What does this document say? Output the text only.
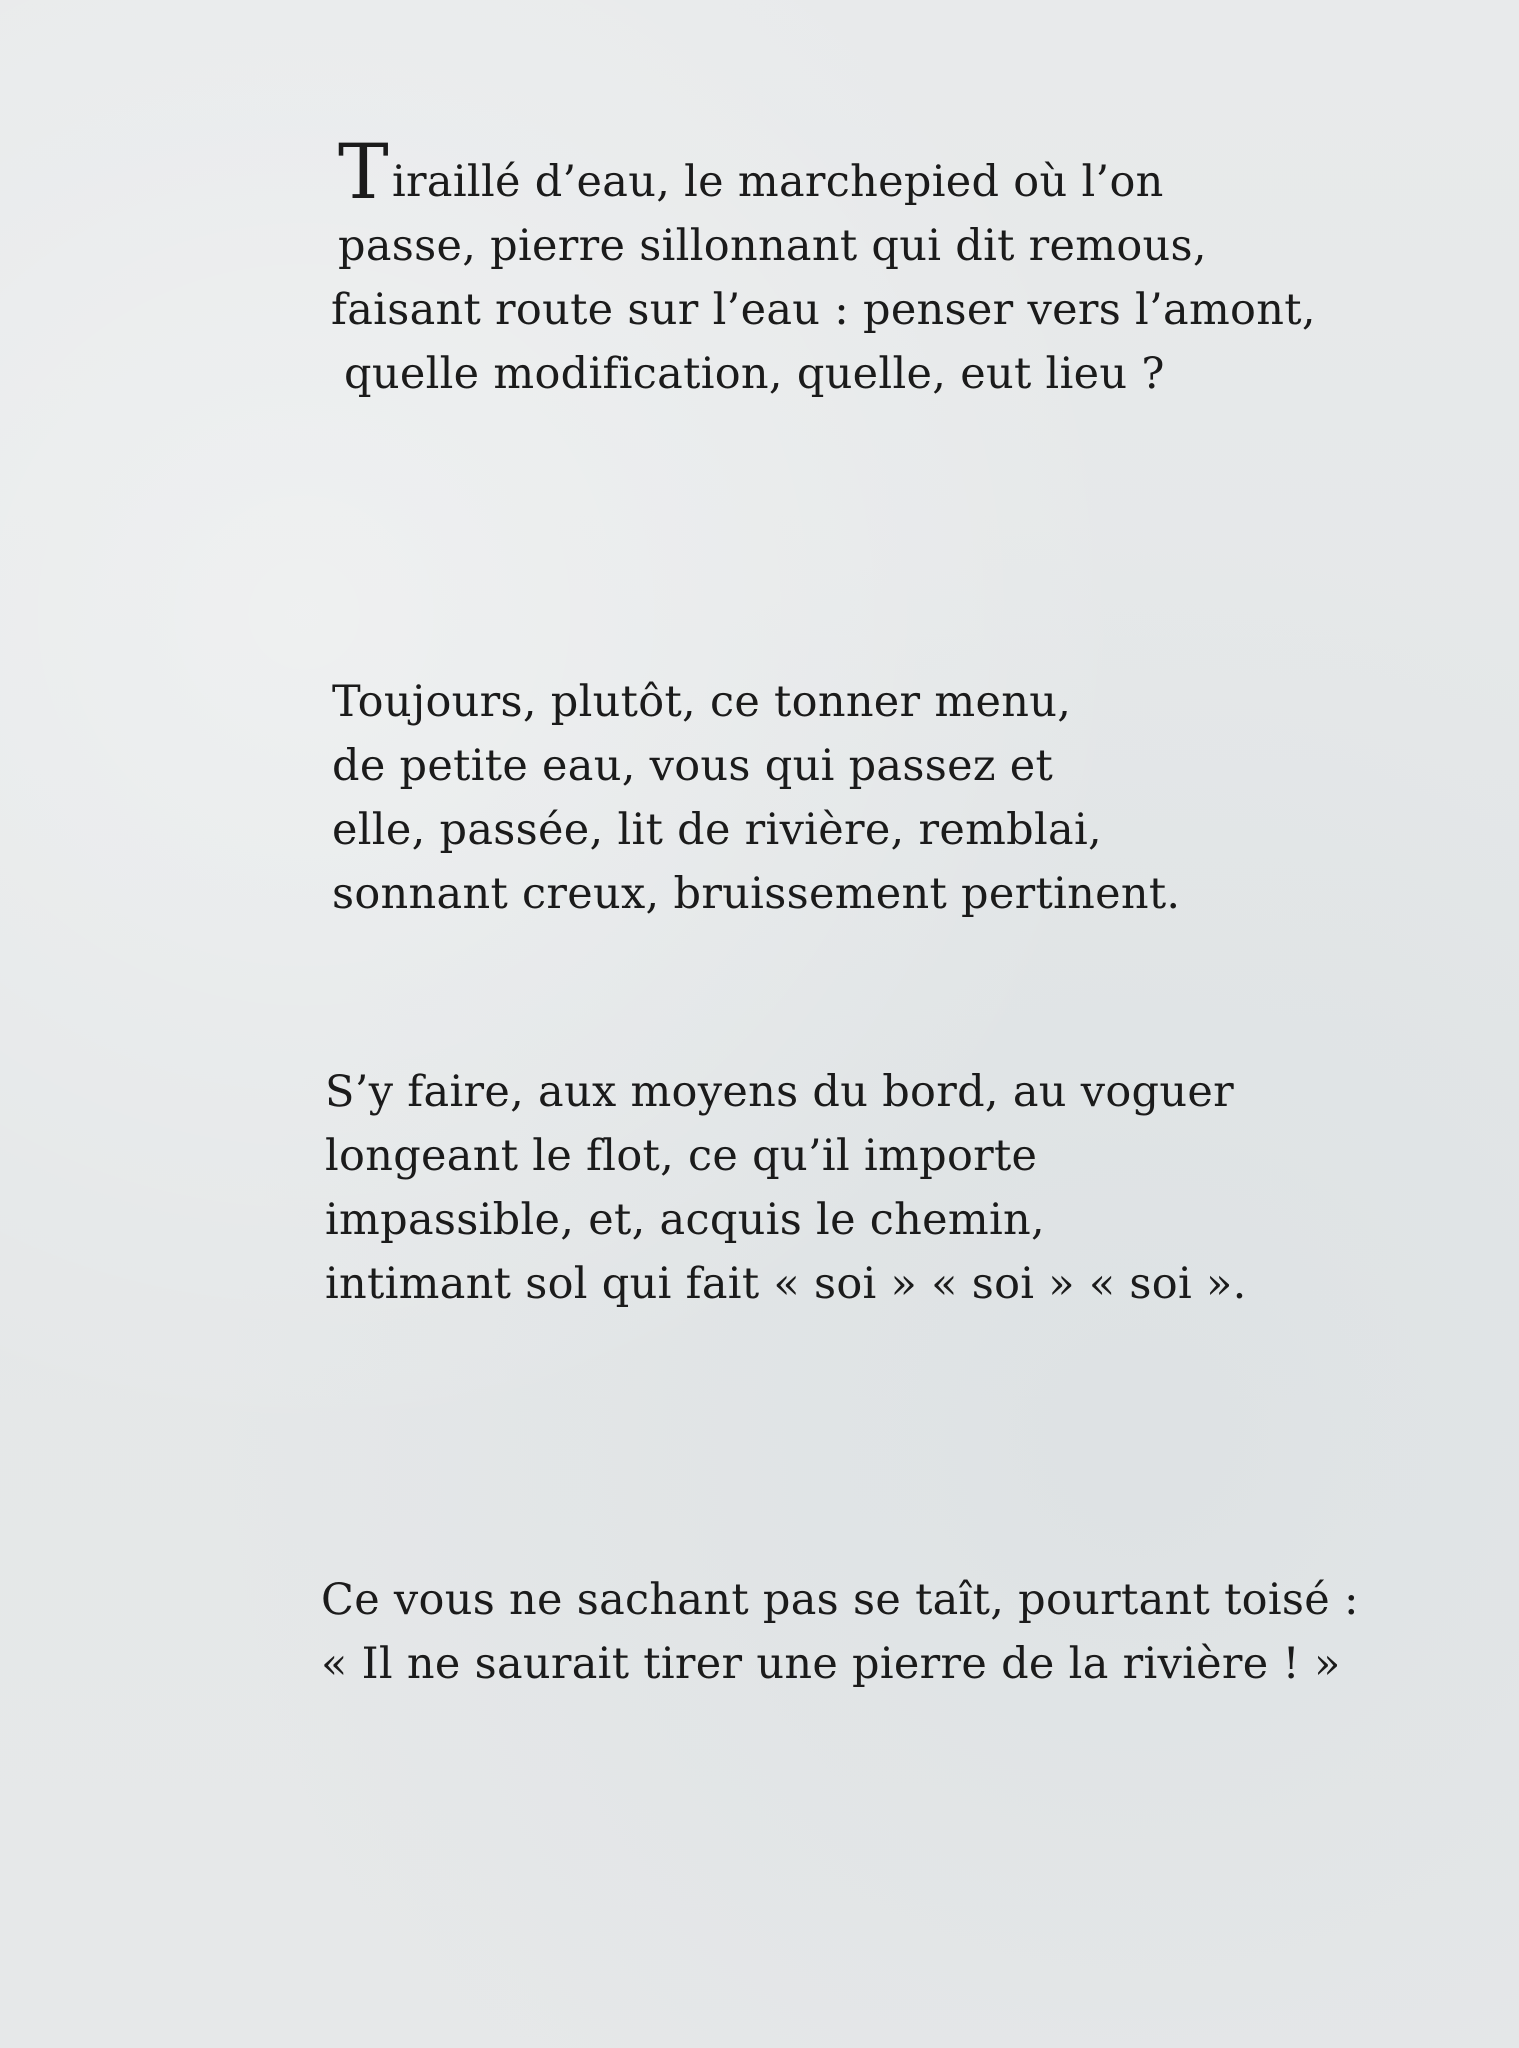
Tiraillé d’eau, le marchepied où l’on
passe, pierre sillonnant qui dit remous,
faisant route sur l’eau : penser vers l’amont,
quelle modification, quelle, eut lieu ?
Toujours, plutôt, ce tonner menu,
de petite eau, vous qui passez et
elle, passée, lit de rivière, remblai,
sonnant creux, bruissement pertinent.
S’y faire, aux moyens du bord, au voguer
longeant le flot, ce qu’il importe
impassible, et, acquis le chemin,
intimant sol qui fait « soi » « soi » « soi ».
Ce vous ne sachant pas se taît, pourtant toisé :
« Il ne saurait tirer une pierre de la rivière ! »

##############################

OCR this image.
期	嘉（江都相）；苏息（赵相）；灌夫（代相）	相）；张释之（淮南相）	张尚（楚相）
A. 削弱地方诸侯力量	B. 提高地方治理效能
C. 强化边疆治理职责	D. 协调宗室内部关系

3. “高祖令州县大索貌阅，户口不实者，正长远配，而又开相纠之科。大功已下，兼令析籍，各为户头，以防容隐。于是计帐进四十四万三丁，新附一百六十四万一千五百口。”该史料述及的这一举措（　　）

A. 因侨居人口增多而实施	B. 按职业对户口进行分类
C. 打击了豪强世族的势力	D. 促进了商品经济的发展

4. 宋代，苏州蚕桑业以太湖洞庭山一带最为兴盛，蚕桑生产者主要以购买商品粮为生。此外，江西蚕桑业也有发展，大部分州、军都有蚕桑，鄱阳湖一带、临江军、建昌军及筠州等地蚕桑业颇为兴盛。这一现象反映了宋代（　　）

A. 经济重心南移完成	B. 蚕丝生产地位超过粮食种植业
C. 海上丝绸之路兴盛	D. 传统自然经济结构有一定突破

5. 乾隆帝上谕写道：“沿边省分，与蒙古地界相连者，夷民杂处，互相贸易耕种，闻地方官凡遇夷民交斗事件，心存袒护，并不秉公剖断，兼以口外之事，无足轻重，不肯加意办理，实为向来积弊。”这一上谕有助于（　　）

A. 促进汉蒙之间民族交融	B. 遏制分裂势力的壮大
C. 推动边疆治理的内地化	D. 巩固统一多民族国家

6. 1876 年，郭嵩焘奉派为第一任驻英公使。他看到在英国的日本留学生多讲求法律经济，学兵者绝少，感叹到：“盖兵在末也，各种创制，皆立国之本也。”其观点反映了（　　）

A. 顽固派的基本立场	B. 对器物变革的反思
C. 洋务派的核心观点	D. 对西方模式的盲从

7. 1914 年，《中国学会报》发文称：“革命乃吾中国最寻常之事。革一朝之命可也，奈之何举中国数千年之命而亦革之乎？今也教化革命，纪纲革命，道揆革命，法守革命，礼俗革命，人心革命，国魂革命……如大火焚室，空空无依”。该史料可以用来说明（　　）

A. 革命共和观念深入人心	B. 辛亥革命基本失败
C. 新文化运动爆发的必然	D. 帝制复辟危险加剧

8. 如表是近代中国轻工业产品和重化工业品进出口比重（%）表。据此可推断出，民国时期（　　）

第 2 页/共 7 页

##############################

### TASK TO CARRY OUT
Where a line above includes "vous", copy that line.

### EXERCISE RESULT
de petite eau, vous qui passez et
Ce vous ne sachant pas se taît, pourtant toisé :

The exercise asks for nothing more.